[Saved entries]
========
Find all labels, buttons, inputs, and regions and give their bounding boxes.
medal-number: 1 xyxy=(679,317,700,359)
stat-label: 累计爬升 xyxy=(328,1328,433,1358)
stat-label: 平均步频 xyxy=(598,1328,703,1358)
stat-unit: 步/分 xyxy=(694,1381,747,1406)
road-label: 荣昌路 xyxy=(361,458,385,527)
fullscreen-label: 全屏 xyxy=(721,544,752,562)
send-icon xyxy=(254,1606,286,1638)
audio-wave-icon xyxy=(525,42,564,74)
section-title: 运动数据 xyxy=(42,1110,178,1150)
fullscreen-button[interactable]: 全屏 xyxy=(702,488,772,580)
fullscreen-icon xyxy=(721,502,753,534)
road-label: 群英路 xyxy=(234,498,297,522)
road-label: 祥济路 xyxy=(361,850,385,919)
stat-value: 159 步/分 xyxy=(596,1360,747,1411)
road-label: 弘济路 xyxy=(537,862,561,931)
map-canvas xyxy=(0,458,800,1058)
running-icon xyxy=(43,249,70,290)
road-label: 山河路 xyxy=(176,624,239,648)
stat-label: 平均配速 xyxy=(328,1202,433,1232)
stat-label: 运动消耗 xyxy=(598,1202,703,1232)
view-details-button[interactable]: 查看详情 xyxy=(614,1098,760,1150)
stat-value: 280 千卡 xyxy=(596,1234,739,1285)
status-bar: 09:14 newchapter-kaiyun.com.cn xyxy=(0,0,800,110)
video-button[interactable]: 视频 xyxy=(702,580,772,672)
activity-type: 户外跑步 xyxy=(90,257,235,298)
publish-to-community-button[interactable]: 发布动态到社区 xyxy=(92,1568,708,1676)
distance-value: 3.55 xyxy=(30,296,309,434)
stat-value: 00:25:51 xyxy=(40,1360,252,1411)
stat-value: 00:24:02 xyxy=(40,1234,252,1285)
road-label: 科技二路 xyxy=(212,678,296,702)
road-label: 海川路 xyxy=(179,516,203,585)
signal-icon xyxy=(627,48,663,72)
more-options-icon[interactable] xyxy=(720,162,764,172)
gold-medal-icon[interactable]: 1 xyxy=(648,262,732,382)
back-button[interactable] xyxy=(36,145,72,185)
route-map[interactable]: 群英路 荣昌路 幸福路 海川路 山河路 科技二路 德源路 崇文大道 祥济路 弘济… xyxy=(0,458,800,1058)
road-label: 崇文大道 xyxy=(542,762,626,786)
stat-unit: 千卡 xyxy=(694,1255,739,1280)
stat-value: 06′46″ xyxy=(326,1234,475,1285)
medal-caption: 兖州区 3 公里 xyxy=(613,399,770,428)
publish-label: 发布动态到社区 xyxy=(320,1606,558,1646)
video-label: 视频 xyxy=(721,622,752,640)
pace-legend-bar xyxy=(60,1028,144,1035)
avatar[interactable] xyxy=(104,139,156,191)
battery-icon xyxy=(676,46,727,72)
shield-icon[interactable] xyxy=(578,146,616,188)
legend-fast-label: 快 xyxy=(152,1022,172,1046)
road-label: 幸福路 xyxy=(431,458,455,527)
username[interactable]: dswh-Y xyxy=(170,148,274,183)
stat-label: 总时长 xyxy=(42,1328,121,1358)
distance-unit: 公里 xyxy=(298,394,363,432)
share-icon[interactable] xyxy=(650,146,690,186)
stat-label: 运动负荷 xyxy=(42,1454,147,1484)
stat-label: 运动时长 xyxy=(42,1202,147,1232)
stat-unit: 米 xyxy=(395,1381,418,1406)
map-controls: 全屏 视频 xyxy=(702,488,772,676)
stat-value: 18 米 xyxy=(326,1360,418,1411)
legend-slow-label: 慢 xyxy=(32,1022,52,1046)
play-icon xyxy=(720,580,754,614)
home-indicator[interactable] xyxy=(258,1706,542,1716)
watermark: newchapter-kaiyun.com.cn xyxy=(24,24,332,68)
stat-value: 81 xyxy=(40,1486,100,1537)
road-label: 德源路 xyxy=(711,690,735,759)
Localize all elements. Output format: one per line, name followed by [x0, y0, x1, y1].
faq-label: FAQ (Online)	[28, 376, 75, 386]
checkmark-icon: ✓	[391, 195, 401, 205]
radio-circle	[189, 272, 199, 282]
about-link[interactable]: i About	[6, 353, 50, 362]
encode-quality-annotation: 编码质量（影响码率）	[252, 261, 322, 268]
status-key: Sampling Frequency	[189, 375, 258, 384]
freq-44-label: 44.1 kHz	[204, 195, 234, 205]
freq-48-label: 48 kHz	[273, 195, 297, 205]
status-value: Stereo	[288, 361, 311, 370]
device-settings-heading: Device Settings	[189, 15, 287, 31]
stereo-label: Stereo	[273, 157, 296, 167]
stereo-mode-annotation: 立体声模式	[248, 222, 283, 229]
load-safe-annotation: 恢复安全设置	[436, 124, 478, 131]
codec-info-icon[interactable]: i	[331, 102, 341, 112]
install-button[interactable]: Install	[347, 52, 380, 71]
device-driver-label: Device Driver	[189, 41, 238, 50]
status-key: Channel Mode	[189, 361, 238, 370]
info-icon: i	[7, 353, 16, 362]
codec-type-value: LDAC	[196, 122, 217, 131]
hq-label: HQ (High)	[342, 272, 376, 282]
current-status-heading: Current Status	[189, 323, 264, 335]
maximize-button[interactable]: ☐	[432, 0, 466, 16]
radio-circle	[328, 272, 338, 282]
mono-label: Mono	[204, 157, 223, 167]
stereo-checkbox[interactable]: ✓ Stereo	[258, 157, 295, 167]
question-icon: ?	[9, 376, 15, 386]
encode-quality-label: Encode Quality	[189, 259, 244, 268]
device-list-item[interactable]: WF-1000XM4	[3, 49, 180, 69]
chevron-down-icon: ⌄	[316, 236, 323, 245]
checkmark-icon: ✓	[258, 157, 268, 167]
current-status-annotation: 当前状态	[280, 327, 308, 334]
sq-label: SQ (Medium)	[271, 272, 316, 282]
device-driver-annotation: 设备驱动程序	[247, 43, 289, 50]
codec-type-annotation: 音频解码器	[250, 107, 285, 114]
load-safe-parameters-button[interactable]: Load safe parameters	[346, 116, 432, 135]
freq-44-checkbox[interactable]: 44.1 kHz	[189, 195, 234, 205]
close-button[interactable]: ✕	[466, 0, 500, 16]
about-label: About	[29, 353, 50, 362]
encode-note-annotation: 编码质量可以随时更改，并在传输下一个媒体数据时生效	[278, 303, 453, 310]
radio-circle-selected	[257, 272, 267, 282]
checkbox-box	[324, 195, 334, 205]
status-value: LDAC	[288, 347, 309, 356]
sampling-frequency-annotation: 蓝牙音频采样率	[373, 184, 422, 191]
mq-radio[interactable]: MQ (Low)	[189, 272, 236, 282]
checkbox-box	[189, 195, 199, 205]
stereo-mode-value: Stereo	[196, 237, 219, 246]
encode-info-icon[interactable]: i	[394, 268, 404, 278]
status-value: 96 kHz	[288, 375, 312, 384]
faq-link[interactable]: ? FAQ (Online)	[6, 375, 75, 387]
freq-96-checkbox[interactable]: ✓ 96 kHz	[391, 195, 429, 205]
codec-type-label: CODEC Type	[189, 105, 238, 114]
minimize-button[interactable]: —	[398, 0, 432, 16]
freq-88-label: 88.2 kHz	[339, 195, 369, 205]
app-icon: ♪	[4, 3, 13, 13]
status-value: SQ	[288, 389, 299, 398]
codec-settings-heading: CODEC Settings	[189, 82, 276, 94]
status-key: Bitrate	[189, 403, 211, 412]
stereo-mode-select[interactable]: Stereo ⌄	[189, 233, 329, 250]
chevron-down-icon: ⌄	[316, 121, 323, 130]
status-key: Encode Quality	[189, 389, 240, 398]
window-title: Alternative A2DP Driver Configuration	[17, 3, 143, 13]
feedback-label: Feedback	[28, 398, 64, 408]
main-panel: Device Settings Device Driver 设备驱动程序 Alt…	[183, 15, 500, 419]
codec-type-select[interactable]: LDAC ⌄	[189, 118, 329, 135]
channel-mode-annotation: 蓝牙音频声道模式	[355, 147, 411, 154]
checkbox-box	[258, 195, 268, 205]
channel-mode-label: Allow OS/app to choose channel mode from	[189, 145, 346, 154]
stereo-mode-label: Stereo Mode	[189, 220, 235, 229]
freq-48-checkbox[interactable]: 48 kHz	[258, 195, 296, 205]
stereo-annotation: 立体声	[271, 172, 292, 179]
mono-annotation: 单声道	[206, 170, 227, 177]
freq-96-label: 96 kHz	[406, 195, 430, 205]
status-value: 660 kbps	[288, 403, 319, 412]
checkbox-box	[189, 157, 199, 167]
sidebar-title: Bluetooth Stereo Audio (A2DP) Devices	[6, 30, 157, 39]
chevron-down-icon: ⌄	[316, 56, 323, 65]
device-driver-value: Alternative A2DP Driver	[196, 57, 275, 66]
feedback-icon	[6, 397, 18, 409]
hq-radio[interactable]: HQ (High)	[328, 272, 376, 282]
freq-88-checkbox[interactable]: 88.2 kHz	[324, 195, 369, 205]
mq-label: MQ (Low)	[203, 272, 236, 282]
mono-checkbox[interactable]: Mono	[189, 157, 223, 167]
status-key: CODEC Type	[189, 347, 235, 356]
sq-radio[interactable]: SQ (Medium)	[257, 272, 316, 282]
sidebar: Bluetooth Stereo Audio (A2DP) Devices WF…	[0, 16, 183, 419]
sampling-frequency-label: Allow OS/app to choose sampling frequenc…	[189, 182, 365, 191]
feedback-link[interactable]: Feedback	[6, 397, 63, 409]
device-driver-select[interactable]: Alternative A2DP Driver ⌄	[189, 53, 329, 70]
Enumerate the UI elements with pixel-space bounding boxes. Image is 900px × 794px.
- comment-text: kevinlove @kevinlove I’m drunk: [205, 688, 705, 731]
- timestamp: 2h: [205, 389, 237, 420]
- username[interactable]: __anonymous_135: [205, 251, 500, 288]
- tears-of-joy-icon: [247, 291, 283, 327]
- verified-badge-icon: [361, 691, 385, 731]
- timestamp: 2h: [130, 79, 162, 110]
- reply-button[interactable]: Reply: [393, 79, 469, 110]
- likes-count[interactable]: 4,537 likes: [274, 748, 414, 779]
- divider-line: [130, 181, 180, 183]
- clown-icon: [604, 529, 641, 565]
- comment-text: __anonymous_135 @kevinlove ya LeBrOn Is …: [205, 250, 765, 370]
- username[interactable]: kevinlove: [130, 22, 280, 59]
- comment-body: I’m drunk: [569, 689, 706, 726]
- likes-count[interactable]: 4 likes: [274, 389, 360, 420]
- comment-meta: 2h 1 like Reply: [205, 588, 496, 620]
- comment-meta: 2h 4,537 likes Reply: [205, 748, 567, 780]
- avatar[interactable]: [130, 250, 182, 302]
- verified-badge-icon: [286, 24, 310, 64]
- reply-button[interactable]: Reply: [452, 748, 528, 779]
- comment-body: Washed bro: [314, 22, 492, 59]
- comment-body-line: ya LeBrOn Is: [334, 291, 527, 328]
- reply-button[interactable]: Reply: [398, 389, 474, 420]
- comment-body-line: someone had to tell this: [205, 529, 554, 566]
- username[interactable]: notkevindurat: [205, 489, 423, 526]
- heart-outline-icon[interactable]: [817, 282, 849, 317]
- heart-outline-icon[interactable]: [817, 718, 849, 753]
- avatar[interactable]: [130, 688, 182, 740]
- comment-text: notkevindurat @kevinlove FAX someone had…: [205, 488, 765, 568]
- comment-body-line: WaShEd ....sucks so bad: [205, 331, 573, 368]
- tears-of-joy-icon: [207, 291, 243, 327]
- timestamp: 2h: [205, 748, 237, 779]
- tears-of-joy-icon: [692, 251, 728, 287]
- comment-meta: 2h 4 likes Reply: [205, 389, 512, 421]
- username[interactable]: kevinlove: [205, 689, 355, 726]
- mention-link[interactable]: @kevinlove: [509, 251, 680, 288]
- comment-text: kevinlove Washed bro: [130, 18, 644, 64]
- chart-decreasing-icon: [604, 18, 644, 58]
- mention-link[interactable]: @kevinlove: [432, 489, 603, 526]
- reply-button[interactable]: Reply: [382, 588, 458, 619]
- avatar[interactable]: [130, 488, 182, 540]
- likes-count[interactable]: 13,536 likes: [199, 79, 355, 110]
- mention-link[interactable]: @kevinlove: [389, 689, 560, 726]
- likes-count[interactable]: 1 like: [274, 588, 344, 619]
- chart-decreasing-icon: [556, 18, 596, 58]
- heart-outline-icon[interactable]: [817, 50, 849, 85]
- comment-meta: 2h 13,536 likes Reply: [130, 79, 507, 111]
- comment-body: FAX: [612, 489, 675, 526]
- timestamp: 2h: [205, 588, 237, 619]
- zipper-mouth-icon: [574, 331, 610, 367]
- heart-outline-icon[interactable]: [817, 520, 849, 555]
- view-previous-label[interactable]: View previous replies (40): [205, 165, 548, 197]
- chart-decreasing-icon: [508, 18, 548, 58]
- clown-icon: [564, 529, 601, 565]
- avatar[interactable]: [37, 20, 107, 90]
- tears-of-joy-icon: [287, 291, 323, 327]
========
Repeat the entries above verbatim, starting from their first line and running through the line that contains "fullscreen-label: 全屏 xyxy=(721,544,752,562)", with that line included.

#### Worked answer:
Find all labels, buttons, inputs, and regions and give their bounding boxes.
medal-number: 1 xyxy=(679,317,700,359)
stat-label: 累计爬升 xyxy=(328,1328,433,1358)
stat-label: 平均步频 xyxy=(598,1328,703,1358)
stat-unit: 步/分 xyxy=(694,1381,747,1406)
road-label: 荣昌路 xyxy=(361,458,385,527)
fullscreen-label: 全屏 xyxy=(721,544,752,562)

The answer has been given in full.